**WORK TO BE COMPLETED**
Among the records that follow, count the lines with the string "into"; report only that count.

Excerpts from a figure dataset:
·····

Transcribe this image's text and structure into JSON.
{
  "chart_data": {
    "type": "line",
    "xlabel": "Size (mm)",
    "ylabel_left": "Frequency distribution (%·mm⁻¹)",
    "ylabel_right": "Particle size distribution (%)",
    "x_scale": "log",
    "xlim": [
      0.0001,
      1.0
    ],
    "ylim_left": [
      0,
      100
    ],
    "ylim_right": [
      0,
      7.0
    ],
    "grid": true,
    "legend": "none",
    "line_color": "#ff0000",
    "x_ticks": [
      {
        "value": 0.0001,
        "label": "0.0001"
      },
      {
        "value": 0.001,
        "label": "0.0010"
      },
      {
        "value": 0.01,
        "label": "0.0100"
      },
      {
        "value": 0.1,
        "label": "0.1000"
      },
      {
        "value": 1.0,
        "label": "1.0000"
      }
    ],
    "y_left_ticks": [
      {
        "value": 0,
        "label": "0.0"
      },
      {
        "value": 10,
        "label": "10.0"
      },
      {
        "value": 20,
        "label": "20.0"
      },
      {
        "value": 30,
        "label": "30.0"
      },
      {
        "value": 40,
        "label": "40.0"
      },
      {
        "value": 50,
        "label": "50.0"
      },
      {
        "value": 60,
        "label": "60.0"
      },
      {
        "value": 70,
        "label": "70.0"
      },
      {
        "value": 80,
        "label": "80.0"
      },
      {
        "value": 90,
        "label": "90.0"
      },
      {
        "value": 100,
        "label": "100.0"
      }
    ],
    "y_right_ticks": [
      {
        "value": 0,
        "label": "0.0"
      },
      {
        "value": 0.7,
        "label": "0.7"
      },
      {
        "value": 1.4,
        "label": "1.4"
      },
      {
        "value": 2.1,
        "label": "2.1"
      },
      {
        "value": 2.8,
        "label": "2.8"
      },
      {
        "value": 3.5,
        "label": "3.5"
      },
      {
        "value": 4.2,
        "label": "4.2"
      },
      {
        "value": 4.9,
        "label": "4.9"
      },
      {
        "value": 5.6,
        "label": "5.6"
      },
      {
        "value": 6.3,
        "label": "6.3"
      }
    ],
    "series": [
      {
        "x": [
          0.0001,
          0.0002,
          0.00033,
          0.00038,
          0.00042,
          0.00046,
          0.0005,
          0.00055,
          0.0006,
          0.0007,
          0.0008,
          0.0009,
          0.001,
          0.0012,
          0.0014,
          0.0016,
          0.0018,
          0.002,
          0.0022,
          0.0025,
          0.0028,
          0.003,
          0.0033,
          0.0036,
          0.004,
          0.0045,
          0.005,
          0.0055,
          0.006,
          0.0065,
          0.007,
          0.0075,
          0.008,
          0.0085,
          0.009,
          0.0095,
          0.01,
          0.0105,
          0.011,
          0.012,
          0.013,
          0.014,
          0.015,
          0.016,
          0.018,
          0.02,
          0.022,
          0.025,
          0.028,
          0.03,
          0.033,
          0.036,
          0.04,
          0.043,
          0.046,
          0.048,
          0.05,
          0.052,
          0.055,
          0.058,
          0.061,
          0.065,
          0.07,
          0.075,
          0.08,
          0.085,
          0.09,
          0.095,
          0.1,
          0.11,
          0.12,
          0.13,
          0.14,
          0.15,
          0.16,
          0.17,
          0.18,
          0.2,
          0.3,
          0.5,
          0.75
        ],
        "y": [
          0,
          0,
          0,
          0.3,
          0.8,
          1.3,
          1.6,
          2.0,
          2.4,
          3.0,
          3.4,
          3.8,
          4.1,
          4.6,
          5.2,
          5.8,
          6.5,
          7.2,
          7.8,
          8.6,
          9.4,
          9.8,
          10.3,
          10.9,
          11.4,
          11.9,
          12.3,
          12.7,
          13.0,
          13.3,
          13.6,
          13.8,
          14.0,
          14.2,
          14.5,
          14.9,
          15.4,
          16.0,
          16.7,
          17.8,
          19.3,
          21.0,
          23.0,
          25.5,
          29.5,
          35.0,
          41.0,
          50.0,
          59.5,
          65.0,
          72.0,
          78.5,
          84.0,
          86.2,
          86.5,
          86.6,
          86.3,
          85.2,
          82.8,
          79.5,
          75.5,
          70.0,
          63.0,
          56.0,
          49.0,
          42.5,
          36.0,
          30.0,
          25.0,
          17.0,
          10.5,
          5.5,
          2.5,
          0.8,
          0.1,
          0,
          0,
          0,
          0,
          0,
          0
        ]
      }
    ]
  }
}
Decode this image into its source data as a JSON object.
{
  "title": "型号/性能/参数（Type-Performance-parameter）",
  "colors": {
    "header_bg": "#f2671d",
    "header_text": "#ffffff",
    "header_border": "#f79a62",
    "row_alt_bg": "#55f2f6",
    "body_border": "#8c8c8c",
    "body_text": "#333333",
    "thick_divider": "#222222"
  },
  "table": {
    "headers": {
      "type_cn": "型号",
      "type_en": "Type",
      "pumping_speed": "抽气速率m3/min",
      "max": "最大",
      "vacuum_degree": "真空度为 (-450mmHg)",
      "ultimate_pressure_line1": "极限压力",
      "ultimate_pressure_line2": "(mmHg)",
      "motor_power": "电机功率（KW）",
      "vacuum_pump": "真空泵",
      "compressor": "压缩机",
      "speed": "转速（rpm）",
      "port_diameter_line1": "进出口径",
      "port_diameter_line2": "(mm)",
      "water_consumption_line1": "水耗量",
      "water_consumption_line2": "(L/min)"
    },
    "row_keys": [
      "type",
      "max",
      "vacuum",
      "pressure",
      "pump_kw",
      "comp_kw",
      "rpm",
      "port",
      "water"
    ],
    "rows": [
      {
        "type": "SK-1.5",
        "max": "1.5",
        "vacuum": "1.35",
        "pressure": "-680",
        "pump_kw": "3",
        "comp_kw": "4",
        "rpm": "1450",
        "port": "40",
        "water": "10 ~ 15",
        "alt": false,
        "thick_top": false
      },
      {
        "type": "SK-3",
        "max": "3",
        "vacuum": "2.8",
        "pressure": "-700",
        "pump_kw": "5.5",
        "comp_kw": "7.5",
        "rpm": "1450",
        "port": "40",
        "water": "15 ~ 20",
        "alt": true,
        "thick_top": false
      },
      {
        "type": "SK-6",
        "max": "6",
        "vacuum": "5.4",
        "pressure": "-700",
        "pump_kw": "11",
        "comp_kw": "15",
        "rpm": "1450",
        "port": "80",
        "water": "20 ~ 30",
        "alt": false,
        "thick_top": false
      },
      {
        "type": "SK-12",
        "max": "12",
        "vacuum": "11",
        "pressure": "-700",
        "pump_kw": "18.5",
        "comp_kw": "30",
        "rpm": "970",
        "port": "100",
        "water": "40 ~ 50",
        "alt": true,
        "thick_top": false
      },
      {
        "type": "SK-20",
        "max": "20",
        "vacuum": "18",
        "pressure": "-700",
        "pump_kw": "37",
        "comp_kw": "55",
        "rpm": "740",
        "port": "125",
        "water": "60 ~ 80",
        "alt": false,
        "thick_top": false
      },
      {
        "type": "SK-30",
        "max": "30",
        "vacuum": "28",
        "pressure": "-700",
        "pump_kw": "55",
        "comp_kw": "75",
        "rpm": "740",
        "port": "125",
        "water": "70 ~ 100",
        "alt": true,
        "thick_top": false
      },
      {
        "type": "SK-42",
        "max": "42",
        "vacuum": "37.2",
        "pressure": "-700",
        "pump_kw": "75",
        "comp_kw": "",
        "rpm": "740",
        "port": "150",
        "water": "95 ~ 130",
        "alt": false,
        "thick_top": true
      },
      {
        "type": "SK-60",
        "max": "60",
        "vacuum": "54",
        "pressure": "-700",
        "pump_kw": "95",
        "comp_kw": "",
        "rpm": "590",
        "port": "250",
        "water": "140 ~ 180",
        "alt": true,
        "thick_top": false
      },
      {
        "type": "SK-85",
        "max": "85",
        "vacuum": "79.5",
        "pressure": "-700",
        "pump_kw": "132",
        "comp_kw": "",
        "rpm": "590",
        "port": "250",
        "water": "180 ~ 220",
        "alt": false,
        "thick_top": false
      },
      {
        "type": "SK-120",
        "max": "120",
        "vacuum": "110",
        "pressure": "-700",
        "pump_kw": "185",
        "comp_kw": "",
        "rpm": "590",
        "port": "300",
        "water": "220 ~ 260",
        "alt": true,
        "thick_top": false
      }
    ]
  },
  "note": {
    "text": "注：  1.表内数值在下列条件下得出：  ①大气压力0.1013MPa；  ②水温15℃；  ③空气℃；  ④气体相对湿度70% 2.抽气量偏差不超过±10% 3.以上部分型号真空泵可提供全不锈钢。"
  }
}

·····

**COMPLETED TASK**
2